** Task directions **
Turn every line in the entries below into a numbered list, leaving out any blank lines.
--- BEGIN ---
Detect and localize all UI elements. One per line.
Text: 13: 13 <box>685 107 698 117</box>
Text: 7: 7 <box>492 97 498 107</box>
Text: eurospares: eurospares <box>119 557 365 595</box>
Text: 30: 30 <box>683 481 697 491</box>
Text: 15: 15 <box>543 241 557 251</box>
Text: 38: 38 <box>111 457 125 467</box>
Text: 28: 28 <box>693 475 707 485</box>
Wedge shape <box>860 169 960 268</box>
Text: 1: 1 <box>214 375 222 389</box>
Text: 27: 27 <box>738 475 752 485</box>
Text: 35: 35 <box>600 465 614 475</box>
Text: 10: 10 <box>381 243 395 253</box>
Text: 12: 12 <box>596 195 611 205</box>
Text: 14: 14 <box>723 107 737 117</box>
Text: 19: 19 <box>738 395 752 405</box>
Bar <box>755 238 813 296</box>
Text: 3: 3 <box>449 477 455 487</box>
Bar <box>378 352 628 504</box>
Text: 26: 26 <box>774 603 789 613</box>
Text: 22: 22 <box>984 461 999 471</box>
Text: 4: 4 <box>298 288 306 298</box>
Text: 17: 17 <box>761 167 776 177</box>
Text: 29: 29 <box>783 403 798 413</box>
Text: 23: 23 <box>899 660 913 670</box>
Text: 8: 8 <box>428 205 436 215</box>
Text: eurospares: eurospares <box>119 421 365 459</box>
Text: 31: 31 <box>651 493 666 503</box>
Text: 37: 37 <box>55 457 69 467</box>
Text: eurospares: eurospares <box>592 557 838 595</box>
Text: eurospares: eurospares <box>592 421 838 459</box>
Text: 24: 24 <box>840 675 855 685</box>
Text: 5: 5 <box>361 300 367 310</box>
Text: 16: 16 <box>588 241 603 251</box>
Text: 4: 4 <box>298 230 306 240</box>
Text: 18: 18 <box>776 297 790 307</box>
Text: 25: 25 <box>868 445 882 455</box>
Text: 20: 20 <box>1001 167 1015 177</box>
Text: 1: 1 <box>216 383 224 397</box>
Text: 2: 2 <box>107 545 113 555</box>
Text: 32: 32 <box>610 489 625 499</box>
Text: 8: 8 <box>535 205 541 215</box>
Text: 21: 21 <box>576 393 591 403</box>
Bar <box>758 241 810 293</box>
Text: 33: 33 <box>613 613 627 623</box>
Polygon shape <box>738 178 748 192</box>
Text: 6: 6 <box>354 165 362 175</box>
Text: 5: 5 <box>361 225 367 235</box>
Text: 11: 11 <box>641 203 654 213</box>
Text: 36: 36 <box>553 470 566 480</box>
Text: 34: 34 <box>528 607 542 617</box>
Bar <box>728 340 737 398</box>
--- END ---
** Answer to the task **
1. Detect and localize all UI elements. One per line.
2. Text: 13: 13 <box>685 107 698 117</box>
3. Text: 7: 7 <box>492 97 498 107</box>
4. Text: eurospares: eurospares <box>119 557 365 595</box>
5. Text: 30: 30 <box>683 481 697 491</box>
6. Text: 15: 15 <box>543 241 557 251</box>
7. Text: 38: 38 <box>111 457 125 467</box>
8. Text: 28: 28 <box>693 475 707 485</box>
9. Wedge shape <box>860 169 960 268</box>
10. Text: 1: 1 <box>214 375 222 389</box>
11. Text: 27: 27 <box>738 475 752 485</box>
12. Text: 35: 35 <box>600 465 614 475</box>
13. Text: 10: 10 <box>381 243 395 253</box>
14. Text: 12: 12 <box>596 195 611 205</box>
15. Text: 14: 14 <box>723 107 737 117</box>
16. Text: 19: 19 <box>738 395 752 405</box>
17. Bar <box>755 238 813 296</box>
18. Text: 3: 3 <box>449 477 455 487</box>
19. Bar <box>378 352 628 504</box>
20. Text: 26: 26 <box>774 603 789 613</box>
21. Text: 22: 22 <box>984 461 999 471</box>
22. Text: 4: 4 <box>298 288 306 298</box>
23. Text: 17: 17 <box>761 167 776 177</box>
24. Text: 29: 29 <box>783 403 798 413</box>
25. Text: 23: 23 <box>899 660 913 670</box>
26. Text: 8: 8 <box>428 205 436 215</box>
27. Text: eurospares: eurospares <box>119 421 365 459</box>
28. Text: 31: 31 <box>651 493 666 503</box>
29. Text: 37: 37 <box>55 457 69 467</box>
30. Text: eurospares: eurospares <box>592 557 838 595</box>
31. Text: eurospares: eurospares <box>592 421 838 459</box>
32. Text: 24: 24 <box>840 675 855 685</box>
33. Text: 5: 5 <box>361 300 367 310</box>
34. Text: 16: 16 <box>588 241 603 251</box>
35. Text: 4: 4 <box>298 230 306 240</box>
36. Text: 18: 18 <box>776 297 790 307</box>
37. Text: 25: 25 <box>868 445 882 455</box>
38. Text: 20: 20 <box>1001 167 1015 177</box>
39. Text: 1: 1 <box>216 383 224 397</box>
40. Text: 2: 2 <box>107 545 113 555</box>
41. Text: 32: 32 <box>610 489 625 499</box>
42. Text: 8: 8 <box>535 205 541 215</box>
43. Text: 21: 21 <box>576 393 591 403</box>
44. Bar <box>758 241 810 293</box>
45. Text: 33: 33 <box>613 613 627 623</box>
46. Polygon shape <box>738 178 748 192</box>
47. Text: 6: 6 <box>354 165 362 175</box>
48. Text: 5: 5 <box>361 225 367 235</box>
49. Text: 11: 11 <box>641 203 654 213</box>
50. Text: 36: 36 <box>553 470 566 480</box>
51. Text: 34: 34 <box>528 607 542 617</box>
52. Bar <box>728 340 737 398</box>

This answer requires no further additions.